▸ **REQUIRED TASK**
Every line that holds "corner" should be shown.

*****

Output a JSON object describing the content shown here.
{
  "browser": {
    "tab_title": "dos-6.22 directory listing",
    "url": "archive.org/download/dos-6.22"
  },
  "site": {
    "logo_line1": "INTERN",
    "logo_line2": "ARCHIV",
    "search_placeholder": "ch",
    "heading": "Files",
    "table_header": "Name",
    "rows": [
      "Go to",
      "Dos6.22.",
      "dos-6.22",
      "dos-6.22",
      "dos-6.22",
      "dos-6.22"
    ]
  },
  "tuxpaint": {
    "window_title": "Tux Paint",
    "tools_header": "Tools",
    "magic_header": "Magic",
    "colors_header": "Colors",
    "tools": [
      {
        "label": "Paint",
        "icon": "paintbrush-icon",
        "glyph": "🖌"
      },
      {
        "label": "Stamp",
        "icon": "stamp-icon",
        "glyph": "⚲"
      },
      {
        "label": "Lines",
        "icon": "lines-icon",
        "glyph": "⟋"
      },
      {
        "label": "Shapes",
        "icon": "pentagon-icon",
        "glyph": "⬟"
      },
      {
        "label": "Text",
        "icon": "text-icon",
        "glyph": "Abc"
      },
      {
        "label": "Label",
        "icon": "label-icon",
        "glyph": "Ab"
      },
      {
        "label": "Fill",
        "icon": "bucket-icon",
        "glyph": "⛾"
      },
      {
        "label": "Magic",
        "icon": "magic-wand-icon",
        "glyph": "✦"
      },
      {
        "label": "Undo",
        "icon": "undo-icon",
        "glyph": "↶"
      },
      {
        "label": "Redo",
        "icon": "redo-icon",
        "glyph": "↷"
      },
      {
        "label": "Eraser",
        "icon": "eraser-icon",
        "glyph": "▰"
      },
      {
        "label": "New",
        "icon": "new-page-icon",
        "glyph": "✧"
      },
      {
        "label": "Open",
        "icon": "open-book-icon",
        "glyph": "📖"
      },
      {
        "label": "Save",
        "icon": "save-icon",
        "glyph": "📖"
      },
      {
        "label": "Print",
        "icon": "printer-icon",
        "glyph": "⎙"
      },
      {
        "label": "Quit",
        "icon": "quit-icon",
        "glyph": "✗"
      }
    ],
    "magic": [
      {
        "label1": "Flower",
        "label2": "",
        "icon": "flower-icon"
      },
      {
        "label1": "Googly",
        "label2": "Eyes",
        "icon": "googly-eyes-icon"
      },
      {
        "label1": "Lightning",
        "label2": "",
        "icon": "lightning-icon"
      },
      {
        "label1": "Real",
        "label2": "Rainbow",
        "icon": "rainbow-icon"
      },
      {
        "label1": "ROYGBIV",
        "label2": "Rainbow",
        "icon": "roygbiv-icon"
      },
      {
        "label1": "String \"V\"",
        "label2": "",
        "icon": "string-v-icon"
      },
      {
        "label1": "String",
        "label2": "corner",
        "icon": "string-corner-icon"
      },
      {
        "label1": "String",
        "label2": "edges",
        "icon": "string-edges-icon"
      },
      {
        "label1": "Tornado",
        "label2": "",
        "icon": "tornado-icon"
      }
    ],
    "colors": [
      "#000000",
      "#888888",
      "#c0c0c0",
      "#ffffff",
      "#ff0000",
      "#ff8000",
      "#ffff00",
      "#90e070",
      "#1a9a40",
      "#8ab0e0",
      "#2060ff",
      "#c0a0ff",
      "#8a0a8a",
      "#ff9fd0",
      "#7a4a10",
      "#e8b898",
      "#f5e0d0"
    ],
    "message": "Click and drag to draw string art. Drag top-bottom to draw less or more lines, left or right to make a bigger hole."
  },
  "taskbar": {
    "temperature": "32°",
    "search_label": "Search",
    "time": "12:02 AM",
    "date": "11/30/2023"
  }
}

*****

▸ **TASK SOLUTION**
        "label2": "corner",
        "icon": "string-corner-icon"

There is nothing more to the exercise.